• [EXTRAIT DE PAGE]:
◆ ◆ ◆ ◆ ◆ ◆ ◆

S’il y avait un message à véhiculer, ce serait de tenir bon. La campagne de vaccination a déjà commencé et la virulence de l’épidémie devrait s’atténuer avec la fin de l’hiver. Il est donc permis d’être optimiste. C’est ainsi que j’encourage personnellement mon équipe. Mes collaborateurs se sont révélés très professionnels durant la crise. Nous avons appris beaucoup cette année, aussi bien sur nous-mêmes que sur notre système de fonctionnement. C’est, en quelque sorte, une aventure dont nous sortirons grandis.

 

L’une des grandes tendances qui façonnera l’économie post Covid-19 est la digitalisation. Dans votre domaine d’activité, y a-t-il des processus, comme la supervision à distance du respect des règles de sécurité, qui pourraient être améliorés par la numérisation?

Je n’y crois pas vraiment. Ce n’est en tout cas pas d’actualité. Certes, certains clients s’équipent de drones ou de caméras de surveillance, mais plutôt pour suivre l’évolution du chantier que pour contrôler la sécurité des ouvriers. Cela se révélera peut-être utile dans vingt ans – car j’ai vu ce secteur évoluer grandement sur les quinze dernières années – mais pour le moment nous restons dans une démarche de sensibilisation. Les ouvriers n’ont pas toujours conscience de l’importance des mesures de sécurité et nous passons donc encore beaucoup de temps à essayer de les en convaincre. Finalement, dans la construction, l’effort de digitalisation touche essentiellement au volet administratif. Dans le cœur du métier, nous n’avons que trop besoin d’échanges directs. Nous nous en sommes d’ailleurs rendu compte avec le télétravail. Sans échanges, les informations tendent à se perdre.

◆ ◆ ◆ ◆ ◆ ◆ ◆

• [INFORMATIONS FOURNIES]:
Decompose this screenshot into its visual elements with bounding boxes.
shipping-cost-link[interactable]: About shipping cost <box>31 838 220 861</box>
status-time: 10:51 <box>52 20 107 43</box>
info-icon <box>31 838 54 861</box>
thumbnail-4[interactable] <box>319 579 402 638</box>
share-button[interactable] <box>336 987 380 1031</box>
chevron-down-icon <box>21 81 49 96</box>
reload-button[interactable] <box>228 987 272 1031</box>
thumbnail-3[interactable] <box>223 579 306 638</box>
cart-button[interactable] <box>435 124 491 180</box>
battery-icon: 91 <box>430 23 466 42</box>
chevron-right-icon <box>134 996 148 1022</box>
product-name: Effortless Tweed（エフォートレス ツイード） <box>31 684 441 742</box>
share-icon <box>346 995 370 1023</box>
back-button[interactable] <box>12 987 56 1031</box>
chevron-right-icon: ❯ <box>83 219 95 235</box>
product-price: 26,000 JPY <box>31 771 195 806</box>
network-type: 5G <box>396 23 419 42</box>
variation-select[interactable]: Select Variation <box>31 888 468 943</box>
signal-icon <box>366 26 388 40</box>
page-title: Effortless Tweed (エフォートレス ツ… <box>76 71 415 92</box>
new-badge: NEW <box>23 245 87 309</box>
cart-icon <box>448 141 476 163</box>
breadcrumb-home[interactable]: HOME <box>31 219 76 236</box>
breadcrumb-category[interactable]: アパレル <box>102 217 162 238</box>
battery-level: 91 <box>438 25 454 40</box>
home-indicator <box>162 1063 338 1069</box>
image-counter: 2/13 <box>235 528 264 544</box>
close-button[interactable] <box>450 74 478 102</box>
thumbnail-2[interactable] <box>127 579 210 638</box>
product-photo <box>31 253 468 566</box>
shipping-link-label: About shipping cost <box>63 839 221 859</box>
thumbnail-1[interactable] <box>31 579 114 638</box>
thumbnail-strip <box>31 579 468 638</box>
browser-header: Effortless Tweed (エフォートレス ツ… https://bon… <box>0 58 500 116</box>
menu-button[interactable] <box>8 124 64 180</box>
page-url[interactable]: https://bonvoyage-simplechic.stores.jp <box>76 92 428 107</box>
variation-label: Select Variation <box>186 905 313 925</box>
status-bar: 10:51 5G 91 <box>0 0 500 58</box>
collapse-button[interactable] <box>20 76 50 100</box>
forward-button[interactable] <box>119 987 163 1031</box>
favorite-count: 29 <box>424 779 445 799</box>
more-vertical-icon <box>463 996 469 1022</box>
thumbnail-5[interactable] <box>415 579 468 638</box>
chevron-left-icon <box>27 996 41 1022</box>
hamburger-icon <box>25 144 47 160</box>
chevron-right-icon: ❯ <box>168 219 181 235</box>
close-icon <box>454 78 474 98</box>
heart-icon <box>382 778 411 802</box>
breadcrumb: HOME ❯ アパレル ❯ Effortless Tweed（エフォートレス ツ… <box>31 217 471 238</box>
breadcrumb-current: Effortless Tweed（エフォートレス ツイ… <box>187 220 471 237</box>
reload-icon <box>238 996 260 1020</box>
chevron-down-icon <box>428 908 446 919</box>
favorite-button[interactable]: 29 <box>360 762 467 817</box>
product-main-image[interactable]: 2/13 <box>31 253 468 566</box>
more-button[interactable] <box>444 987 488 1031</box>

◆ ◆ ◆ ◆ ◆ ◆ ◆

• [LISTE DES TÂCHES]:
**A.** D'après l'extrait de page, sur quel volet porte essentiellement l'effort de digitalisation dans la construction ?
**B.** Recopiez mot pour mot le passage de l'extrait de page qui commence par les mots contenant « L’une des grandes » et s'achève sur « par la numérisation? ».

• [RÉPONSES FOURNIES]:
**A.** Sur le volet administratif.

**B.**
L’une des grandes tendances qui façonnera l’économie post Covid-19 est la digitalisation. Dans votre domaine d’activité, y a-t-il des processus, comme la supervision à distance du respect des règles de sécurité, qui pourraient être améliorés par la numérisation?